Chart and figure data
* * *

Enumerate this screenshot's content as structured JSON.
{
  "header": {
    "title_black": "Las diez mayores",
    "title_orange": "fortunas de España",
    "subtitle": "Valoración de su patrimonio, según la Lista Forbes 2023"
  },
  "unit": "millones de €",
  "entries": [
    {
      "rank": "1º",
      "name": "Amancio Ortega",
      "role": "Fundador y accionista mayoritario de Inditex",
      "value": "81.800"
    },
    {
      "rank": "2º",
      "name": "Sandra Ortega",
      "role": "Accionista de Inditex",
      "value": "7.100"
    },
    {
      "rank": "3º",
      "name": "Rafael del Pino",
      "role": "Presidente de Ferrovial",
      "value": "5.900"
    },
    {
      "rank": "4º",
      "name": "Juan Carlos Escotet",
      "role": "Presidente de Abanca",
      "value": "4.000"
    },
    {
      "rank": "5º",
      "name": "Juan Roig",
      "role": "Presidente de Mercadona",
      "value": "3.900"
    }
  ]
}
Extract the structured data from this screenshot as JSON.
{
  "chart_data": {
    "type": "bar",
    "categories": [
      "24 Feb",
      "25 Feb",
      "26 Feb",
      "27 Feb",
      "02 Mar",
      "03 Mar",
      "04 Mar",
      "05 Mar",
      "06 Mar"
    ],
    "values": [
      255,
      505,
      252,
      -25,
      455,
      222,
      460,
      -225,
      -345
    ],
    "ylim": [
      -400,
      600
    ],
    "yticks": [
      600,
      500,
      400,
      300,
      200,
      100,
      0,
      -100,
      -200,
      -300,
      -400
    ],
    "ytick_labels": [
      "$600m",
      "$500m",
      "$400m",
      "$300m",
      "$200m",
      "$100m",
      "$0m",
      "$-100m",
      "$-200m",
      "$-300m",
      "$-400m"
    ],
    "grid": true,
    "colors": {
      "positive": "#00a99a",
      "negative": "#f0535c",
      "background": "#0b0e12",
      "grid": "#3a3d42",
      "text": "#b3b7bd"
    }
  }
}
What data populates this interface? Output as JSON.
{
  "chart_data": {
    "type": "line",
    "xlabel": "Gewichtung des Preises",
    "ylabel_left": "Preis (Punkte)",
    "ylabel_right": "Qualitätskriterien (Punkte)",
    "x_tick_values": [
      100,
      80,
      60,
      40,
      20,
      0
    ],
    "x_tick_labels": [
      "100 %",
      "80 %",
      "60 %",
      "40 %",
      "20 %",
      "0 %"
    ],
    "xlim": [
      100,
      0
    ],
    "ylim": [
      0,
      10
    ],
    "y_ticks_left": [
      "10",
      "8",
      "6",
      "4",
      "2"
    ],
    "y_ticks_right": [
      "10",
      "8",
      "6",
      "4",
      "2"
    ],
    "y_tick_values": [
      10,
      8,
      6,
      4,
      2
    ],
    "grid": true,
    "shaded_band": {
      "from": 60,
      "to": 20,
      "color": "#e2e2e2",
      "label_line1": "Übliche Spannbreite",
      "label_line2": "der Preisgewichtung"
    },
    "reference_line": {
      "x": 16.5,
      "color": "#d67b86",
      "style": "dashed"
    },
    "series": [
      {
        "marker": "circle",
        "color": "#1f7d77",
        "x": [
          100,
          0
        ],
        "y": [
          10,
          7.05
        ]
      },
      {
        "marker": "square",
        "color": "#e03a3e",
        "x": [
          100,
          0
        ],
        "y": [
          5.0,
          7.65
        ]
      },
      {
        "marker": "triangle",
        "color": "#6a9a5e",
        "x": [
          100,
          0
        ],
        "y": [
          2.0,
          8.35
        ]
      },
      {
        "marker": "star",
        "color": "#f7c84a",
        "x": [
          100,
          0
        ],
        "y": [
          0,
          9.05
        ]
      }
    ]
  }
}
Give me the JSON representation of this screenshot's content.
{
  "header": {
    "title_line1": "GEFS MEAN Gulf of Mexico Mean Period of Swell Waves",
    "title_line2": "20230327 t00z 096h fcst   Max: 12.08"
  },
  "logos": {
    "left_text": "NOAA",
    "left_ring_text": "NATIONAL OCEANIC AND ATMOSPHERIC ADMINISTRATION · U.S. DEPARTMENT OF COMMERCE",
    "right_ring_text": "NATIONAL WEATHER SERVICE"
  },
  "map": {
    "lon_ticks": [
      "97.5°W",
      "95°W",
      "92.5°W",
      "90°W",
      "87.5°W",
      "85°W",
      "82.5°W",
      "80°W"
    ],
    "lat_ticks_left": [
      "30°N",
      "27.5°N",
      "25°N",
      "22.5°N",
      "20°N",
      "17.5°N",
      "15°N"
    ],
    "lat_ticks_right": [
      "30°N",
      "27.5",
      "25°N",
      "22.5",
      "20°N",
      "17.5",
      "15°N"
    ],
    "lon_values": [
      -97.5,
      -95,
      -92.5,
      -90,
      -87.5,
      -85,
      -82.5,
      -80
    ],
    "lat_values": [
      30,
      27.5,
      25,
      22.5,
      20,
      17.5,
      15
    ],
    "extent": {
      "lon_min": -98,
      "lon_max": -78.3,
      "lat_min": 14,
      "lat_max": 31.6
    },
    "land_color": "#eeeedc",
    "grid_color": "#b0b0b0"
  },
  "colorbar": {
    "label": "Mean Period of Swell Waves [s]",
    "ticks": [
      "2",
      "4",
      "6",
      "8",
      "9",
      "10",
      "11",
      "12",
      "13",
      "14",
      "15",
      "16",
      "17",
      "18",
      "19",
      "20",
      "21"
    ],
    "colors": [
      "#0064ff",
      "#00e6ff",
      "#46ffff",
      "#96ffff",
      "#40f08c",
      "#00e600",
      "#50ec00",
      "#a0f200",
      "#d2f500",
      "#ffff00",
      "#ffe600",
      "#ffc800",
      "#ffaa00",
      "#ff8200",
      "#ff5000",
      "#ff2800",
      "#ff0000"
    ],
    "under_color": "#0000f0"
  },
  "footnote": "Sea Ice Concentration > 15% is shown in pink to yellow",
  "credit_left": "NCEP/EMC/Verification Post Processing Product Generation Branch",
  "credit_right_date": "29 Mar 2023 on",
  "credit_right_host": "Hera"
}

* * *

Print the material above once more, exactly.

- **Reply to the exercise**
Enumerate this screenshot's content as structured JSON.
{
  "header": {
    "title_black": "Las diez mayores",
    "title_orange": "fortunas de España",
    "subtitle": "Valoración de su patrimonio, según la Lista Forbes 2023"
  },
  "unit": "millones de €",
  "entries": [
    {
      "rank": "1º",
      "name": "Amancio Ortega",
      "role": "Fundador y accionista mayoritario de Inditex",
      "value": "81.800"
    },
    {
      "rank": "2º",
      "name": "Sandra Ortega",
      "role": "Accionista de Inditex",
      "value": "7.100"
    },
    {
      "rank": "3º",
      "name": "Rafael del Pino",
      "role": "Presidente de Ferrovial",
      "value": "5.900"
    },
    {
      "rank": "4º",
      "name": "Juan Carlos Escotet",
      "role": "Presidente de Abanca",
      "value": "4.000"
    },
    {
      "rank": "5º",
      "name": "Juan Roig",
      "role": "Presidente de Mercadona",
      "value": "3.900"
    }
  ]
}
Extract the structured data from this screenshot as JSON.
{
  "chart_data": {
    "type": "bar",
    "categories": [
      "24 Feb",
      "25 Feb",
      "26 Feb",
      "27 Feb",
      "02 Mar",
      "03 Mar",
      "04 Mar",
      "05 Mar",
      "06 Mar"
    ],
    "values": [
      255,
      505,
      252,
      -25,
      455,
      222,
      460,
      -225,
      -345
    ],
    "ylim": [
      -400,
      600
    ],
    "yticks": [
      600,
      500,
      400,
      300,
      200,
      100,
      0,
      -100,
      -200,
      -300,
      -400
    ],
    "ytick_labels": [
      "$600m",
      "$500m",
      "$400m",
      "$300m",
      "$200m",
      "$100m",
      "$0m",
      "$-100m",
      "$-200m",
      "$-300m",
      "$-400m"
    ],
    "grid": true,
    "colors": {
      "positive": "#00a99a",
      "negative": "#f0535c",
      "background": "#0b0e12",
      "grid": "#3a3d42",
      "text": "#b3b7bd"
    }
  }
}
What data populates this interface? Output as JSON.
{
  "chart_data": {
    "type": "line",
    "xlabel": "Gewichtung des Preises",
    "ylabel_left": "Preis (Punkte)",
    "ylabel_right": "Qualitätskriterien (Punkte)",
    "x_tick_values": [
      100,
      80,
      60,
      40,
      20,
      0
    ],
    "x_tick_labels": [
      "100 %",
      "80 %",
      "60 %",
      "40 %",
      "20 %",
      "0 %"
    ],
    "xlim": [
      100,
      0
    ],
    "ylim": [
      0,
      10
    ],
    "y_ticks_left": [
      "10",
      "8",
      "6",
      "4",
      "2"
    ],
    "y_ticks_right": [
      "10",
      "8",
      "6",
      "4",
      "2"
    ],
    "y_tick_values": [
      10,
      8,
      6,
      4,
      2
    ],
    "grid": true,
    "shaded_band": {
      "from": 60,
      "to": 20,
      "color": "#e2e2e2",
      "label_line1": "Übliche Spannbreite",
      "label_line2": "der Preisgewichtung"
    },
    "reference_line": {
      "x": 16.5,
      "color": "#d67b86",
      "style": "dashed"
    },
    "series": [
      {
        "marker": "circle",
        "color": "#1f7d77",
        "x": [
          100,
          0
        ],
        "y": [
          10,
          7.05
        ]
      },
      {
        "marker": "square",
        "color": "#e03a3e",
        "x": [
          100,
          0
        ],
        "y": [
          5.0,
          7.65
        ]
      },
      {
        "marker": "triangle",
        "color": "#6a9a5e",
        "x": [
          100,
          0
        ],
        "y": [
          2.0,
          8.35
        ]
      },
      {
        "marker": "star",
        "color": "#f7c84a",
        "x": [
          100,
          0
        ],
        "y": [
          0,
          9.05
        ]
      }
    ]
  }
}
Give me the JSON representation of this screenshot's content.
{
  "header": {
    "title_line1": "GEFS MEAN Gulf of Mexico Mean Period of Swell Waves",
    "title_line2": "20230327 t00z 096h fcst   Max: 12.08"
  },
  "logos": {
    "left_text": "NOAA",
    "left_ring_text": "NATIONAL OCEANIC AND ATMOSPHERIC ADMINISTRATION · U.S. DEPARTMENT OF COMMERCE",
    "right_ring_text": "NATIONAL WEATHER SERVICE"
  },
  "map": {
    "lon_ticks": [
      "97.5°W",
      "95°W",
      "92.5°W",
      "90°W",
      "87.5°W",
      "85°W",
      "82.5°W",
      "80°W"
    ],
    "lat_ticks_left": [
      "30°N",
      "27.5°N",
      "25°N",
      "22.5°N",
      "20°N",
      "17.5°N",
      "15°N"
    ],
    "lat_ticks_right": [
      "30°N",
      "27.5",
      "25°N",
      "22.5",
      "20°N",
      "17.5",
      "15°N"
    ],
    "lon_values": [
      -97.5,
      -95,
      -92.5,
      -90,
      -87.5,
      -85,
      -82.5,
      -80
    ],
    "lat_values": [
      30,
      27.5,
      25,
      22.5,
      20,
      17.5,
      15
    ],
    "extent": {
      "lon_min": -98,
      "lon_max": -78.3,
      "lat_min": 14,
      "lat_max": 31.6
    },
    "land_color": "#eeeedc",
    "grid_color": "#b0b0b0"
  },
  "colorbar": {
    "label": "Mean Period of Swell Waves [s]",
    "ticks": [
      "2",
      "4",
      "6",
      "8",
      "9",
      "10",
      "11",
      "12",
      "13",
      "14",
      "15",
      "16",
      "17",
      "18",
      "19",
      "20",
      "21"
    ],
    "colors": [
      "#0064ff",
      "#00e6ff",
      "#46ffff",
      "#96ffff",
      "#40f08c",
      "#00e600",
      "#50ec00",
      "#a0f200",
      "#d2f500",
      "#ffff00",
      "#ffe600",
      "#ffc800",
      "#ffaa00",
      "#ff8200",
      "#ff5000",
      "#ff2800",
      "#ff0000"
    ],
    "under_color": "#0000f0"
  },
  "footnote": "Sea Ice Concentration > 15% is shown in pink to yellow",
  "credit_left": "NCEP/EMC/Verification Post Processing Product Generation Branch",
  "credit_right_date": "29 Mar 2023 on",
  "credit_right_host": "Hera"
}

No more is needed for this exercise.